◆ SET EXERCISE
Collect all lines from the records below that include the word "this".

Stored entries:
• • • • •
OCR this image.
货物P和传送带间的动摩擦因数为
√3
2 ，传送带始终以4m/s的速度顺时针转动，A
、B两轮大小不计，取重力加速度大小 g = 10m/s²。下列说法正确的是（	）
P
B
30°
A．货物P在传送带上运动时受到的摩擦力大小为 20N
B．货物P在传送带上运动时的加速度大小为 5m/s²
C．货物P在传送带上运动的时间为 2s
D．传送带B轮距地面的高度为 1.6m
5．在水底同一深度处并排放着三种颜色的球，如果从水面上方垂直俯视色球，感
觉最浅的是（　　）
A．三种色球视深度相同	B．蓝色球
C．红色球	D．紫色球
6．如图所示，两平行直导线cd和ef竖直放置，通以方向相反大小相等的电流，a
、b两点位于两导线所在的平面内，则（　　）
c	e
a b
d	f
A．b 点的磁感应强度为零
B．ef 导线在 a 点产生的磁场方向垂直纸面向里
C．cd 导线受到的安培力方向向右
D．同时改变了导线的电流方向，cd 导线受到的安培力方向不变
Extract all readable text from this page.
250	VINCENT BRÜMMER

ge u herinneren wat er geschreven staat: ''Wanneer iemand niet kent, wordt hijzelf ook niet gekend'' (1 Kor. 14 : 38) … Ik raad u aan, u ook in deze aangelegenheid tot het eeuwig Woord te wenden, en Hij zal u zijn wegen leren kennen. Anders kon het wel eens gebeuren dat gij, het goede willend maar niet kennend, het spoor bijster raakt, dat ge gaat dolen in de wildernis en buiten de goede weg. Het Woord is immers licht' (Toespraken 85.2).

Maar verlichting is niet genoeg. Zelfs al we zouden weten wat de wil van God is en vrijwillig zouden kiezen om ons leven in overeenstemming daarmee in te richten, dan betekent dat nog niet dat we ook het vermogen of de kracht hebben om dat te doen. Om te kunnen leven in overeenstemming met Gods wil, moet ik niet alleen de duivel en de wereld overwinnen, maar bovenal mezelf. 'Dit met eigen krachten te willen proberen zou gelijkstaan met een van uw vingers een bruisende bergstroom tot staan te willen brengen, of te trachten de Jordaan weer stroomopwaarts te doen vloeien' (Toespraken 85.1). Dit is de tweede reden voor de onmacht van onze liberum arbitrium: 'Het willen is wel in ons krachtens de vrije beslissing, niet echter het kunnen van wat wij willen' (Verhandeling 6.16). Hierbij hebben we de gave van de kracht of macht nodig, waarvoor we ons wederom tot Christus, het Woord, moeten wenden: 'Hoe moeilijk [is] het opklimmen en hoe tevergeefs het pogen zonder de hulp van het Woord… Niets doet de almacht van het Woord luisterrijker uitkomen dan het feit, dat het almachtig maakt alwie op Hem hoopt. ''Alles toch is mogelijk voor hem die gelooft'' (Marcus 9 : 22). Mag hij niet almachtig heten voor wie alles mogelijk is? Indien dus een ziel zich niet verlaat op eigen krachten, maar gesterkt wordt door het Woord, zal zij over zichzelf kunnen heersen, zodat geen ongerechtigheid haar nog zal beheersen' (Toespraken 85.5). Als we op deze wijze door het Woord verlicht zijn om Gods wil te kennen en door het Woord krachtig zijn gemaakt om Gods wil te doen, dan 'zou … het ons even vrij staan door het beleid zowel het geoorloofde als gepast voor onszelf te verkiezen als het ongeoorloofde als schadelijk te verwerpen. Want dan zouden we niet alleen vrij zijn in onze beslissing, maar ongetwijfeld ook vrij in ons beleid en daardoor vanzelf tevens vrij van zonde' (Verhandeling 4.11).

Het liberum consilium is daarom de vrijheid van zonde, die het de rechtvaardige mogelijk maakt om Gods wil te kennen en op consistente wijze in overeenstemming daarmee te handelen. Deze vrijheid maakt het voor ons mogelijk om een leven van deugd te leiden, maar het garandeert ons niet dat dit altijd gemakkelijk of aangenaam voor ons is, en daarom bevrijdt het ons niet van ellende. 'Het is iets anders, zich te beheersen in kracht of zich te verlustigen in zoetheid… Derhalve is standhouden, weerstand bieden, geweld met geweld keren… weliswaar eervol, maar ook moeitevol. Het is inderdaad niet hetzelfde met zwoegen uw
• • • • •
◆ CORRECT ANSWER
OCR this image.
Extract all readable text from this page.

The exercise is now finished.